**Directions:** Below are the records; collect from them each line containing the string "yyyy".

[Stored data]
-- START --

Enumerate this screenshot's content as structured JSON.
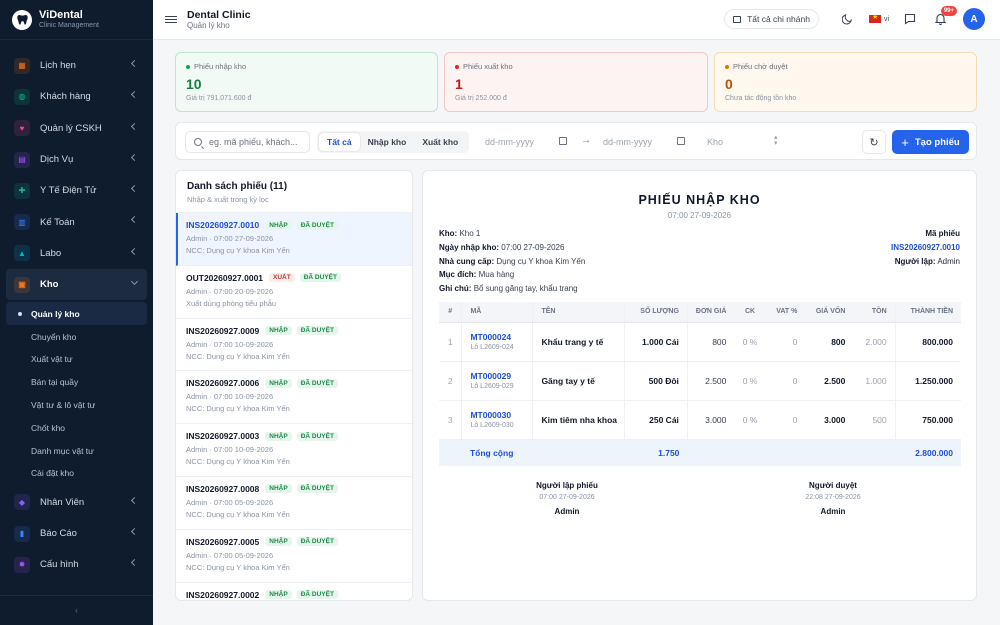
{
  "brand": {
    "name": "ViDental",
    "subtitle": "Clinic Management"
  },
  "header": {
    "title": "Dental Clinic",
    "subtitle": "Quản lý kho",
    "branch_button": "Tất cả chi nhánh",
    "lang": "vi",
    "notif_badge": "99+",
    "avatar": "A"
  },
  "nav": {
    "items": [
      {
        "label": "Lịch hẹn",
        "icon": "calendar-icon",
        "color": "#f97316"
      },
      {
        "label": "Khách hàng",
        "icon": "users-icon",
        "color": "#10b981"
      },
      {
        "label": "Quản lý CSKH",
        "icon": "heart-icon",
        "color": "#ec4899"
      },
      {
        "label": "Dịch Vụ",
        "icon": "service-icon",
        "color": "#a855f7"
      },
      {
        "label": "Y Tế Điện Tử",
        "icon": "medical-icon",
        "color": "#14b8a6"
      },
      {
        "label": "Kế Toán",
        "icon": "bank-icon",
        "color": "#3b82f6"
      },
      {
        "label": "Labo",
        "icon": "flask-icon",
        "color": "#06b6d4"
      },
      {
        "label": "Kho",
        "icon": "box-icon",
        "color": "#f97316"
      }
    ],
    "sub_items": [
      "Quản lý kho",
      "Chuyển kho",
      "Xuất vật tư",
      "Bán tại quầy",
      "Vật tư & lô vật tư",
      "Chốt kho",
      "Danh mục vật tư",
      "Cài đặt kho"
    ],
    "items_after": [
      {
        "label": "Nhân Viên",
        "icon": "staff-icon",
        "color": "#8b5cf6"
      },
      {
        "label": "Báo Cáo",
        "icon": "chart-icon",
        "color": "#3b82f6"
      },
      {
        "label": "Cấu hình",
        "icon": "settings-icon",
        "color": "#a855f7"
      }
    ],
    "collapse": "‹"
  },
  "stats": [
    {
      "label": "Phiếu nhập kho",
      "value": "10",
      "footer": "Giá trị 791.071.600 đ",
      "color": "#16a34a"
    },
    {
      "label": "Phiếu xuất kho",
      "value": "1",
      "footer": "Giá trị 252.000 đ",
      "color": "#dc2626"
    },
    {
      "label": "Phiếu chờ duyệt",
      "value": "0",
      "footer": "Chưa tác động tồn kho",
      "color": "#d97706"
    }
  ],
  "toolbar": {
    "search_placeholder": "eg. mã phiếu, khách...",
    "tabs": [
      "Tất cả",
      "Nhập kho",
      "Xuất kho"
    ],
    "date_from": "dd-mm-yyyy",
    "arrow": "→",
    "date_to": "dd-mm-yyyy",
    "warehouse_placeholder": "Kho",
    "create_label": "Tạo phiếu"
  },
  "list": {
    "title": "Danh sách phiếu (11)",
    "subtitle": "Nhập & xuất trong kỳ lọc",
    "rows": [
      {
        "code": "INS20260927.0010",
        "type": "NHẬP",
        "status": "ĐÃ DUYỆT",
        "meta": "Admin · 07:00 27-09-2026",
        "note": "NCC: Dụng cụ Y khoa Kim Yến"
      },
      {
        "code": "OUT20260927.0001",
        "type": "XUẤT",
        "status": "ĐÃ DUYỆT",
        "meta": "Admin · 07:00 20-09-2026",
        "note": "Xuất dùng phòng tiểu phẫu"
      },
      {
        "code": "INS20260927.0009",
        "type": "NHẬP",
        "status": "ĐÃ DUYỆT",
        "meta": "Admin · 07:00 10-09-2026",
        "note": "NCC: Dụng cụ Y khoa Kim Yến"
      },
      {
        "code": "INS20260927.0006",
        "type": "NHẬP",
        "status": "ĐÃ DUYỆT",
        "meta": "Admin · 07:00 10-09-2026",
        "note": "NCC: Dụng cụ Y khoa Kim Yến"
      },
      {
        "code": "INS20260927.0003",
        "type": "NHẬP",
        "status": "ĐÃ DUYỆT",
        "meta": "Admin · 07:00 10-09-2026",
        "note": "NCC: Dụng cụ Y khoa Kim Yến"
      },
      {
        "code": "INS20260927.0008",
        "type": "NHẬP",
        "status": "ĐÃ DUYỆT",
        "meta": "Admin · 07:00 05-09-2026",
        "note": "NCC: Dụng cụ Y khoa Kim Yến"
      },
      {
        "code": "INS20260927.0005",
        "type": "NHẬP",
        "status": "ĐÃ DUYỆT",
        "meta": "Admin · 07:00 05-09-2026",
        "note": "NCC: Dụng cụ Y khoa Kim Yến"
      },
      {
        "code": "INS20260927.0002",
        "type": "NHẬP",
        "status": "ĐÃ DUYỆT",
        "meta": "",
        "note": ""
      }
    ]
  },
  "detail": {
    "title": "PHIẾU NHẬP KHO",
    "time": "07:00 27-09-2026",
    "info": [
      {
        "k": "Kho:",
        "v": "Kho 1"
      },
      {
        "k": "Ngày nhập kho:",
        "v": "07:00 27-09-2026"
      },
      {
        "k": "Nhà cung cấp:",
        "v": "Dụng cụ Y khoa Kim Yến"
      },
      {
        "k": "Mục đích:",
        "v": "Mua hàng"
      },
      {
        "k": "Ghi chú:",
        "v": "Bổ sung găng tay, khẩu trang"
      }
    ],
    "code_label": "Mã phiếu",
    "code": "INS20260927.0010",
    "creator_label": "Người lập:",
    "creator": "Admin",
    "columns": [
      "#",
      "MÃ",
      "TÊN",
      "SỐ LƯỢNG",
      "ĐƠN GIÁ",
      "CK",
      "VAT %",
      "GIÁ VỐN",
      "TỒN",
      "THÀNH TIỀN"
    ],
    "rows": [
      {
        "no": "1",
        "code": "MT000024",
        "lot": "Lô L2609-024",
        "name": "Khẩu trang y tế",
        "qty": "1.000 Cái",
        "price": "800",
        "ck": "0 %",
        "vat": "0",
        "cost": "800",
        "stock": "2.000",
        "total": "800.000"
      },
      {
        "no": "2",
        "code": "MT000029",
        "lot": "Lô L2609-029",
        "name": "Găng tay y tế",
        "qty": "500 Đôi",
        "price": "2.500",
        "ck": "0 %",
        "vat": "0",
        "cost": "2.500",
        "stock": "1.000",
        "total": "1.250.000"
      },
      {
        "no": "3",
        "code": "MT000030",
        "lot": "Lô L2609-030",
        "name": "Kim tiêm nha khoa",
        "qty": "250 Cái",
        "price": "3.000",
        "ck": "0 %",
        "vat": "0",
        "cost": "3.000",
        "stock": "500",
        "total": "750.000"
      }
    ],
    "total_label": "Tổng cộng",
    "total_qty": "1.750",
    "total_amount": "2.800.000",
    "sign_left": {
      "title": "Người lập phiếu",
      "time": "07:00 27-09-2026",
      "name": "Admin"
    },
    "sign_right": {
      "title": "Người duyệt",
      "time": "22:08 27-09-2026",
      "name": "Admin"
    }
  }
}
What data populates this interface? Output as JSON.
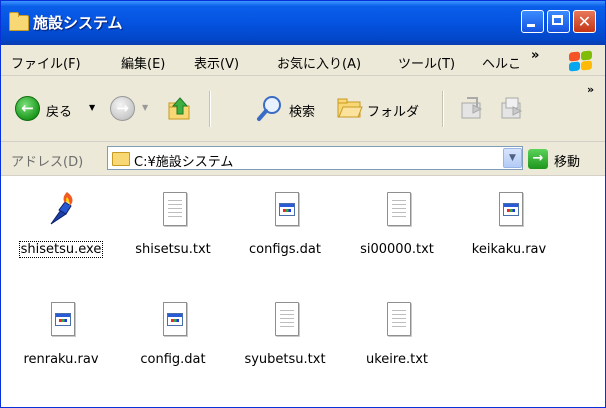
{
  "window": {
    "title": "施設システム",
    "accent": "#0553e0",
    "close_glyph": "✕"
  },
  "menu": {
    "items": [
      "ファイル(F)",
      "編集(E)",
      "表示(V)",
      "お気に入り(A)",
      "ツール(T)",
      "ヘルこ"
    ],
    "more": "»"
  },
  "toolbar": {
    "back_label": "戻る",
    "back_arrow": "←",
    "forward_arrow": "→",
    "dropdown_glyph": "▼",
    "search_label": "検索",
    "folders_label": "フォルダ",
    "more": "»"
  },
  "address": {
    "label": "アドレス(D)",
    "value": "C:¥施設システム",
    "dropdown_glyph": "▼",
    "go_arrow": "→",
    "go_label": "移動"
  },
  "files": [
    {
      "name": "shisetsu.exe",
      "icon": "exe-torch-icon",
      "selected": true
    },
    {
      "name": "shisetsu.txt",
      "icon": "text-file-icon"
    },
    {
      "name": "configs.dat",
      "icon": "dat-file-icon"
    },
    {
      "name": "si00000.txt",
      "icon": "text-file-icon"
    },
    {
      "name": "keikaku.rav",
      "icon": "dat-file-icon"
    },
    {
      "name": "renraku.rav",
      "icon": "dat-file-icon"
    },
    {
      "name": "config.dat",
      "icon": "dat-file-icon"
    },
    {
      "name": "syubetsu.txt",
      "icon": "text-file-icon"
    },
    {
      "name": "ukeire.txt",
      "icon": "text-file-icon"
    }
  ]
}
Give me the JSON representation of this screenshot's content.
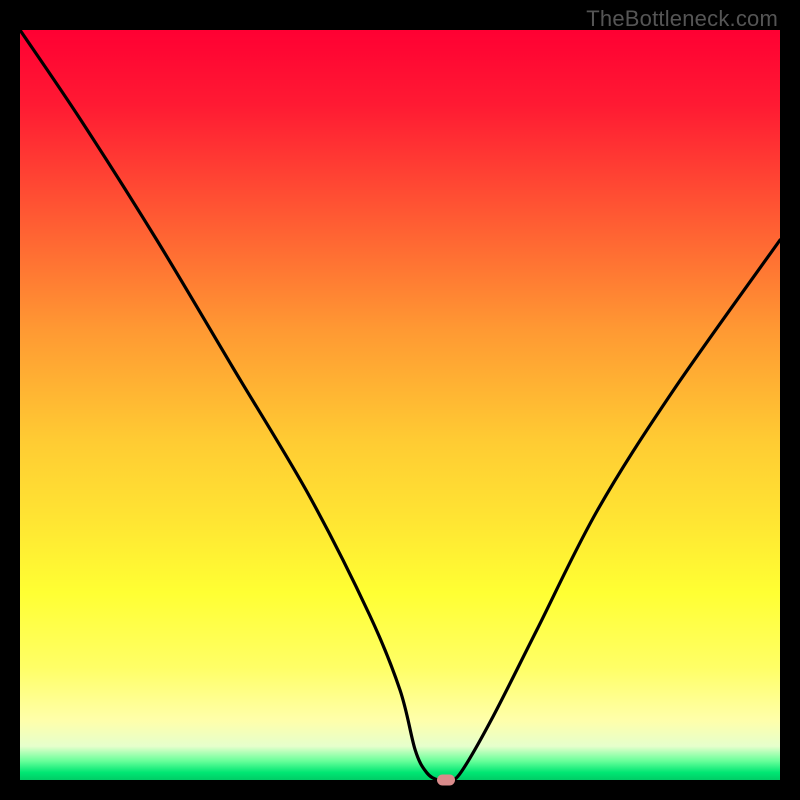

-- END --

**Answer in full:**
    "date_from": "dd-mm-yyyy",
    "date_to": "dd-mm-yyyy",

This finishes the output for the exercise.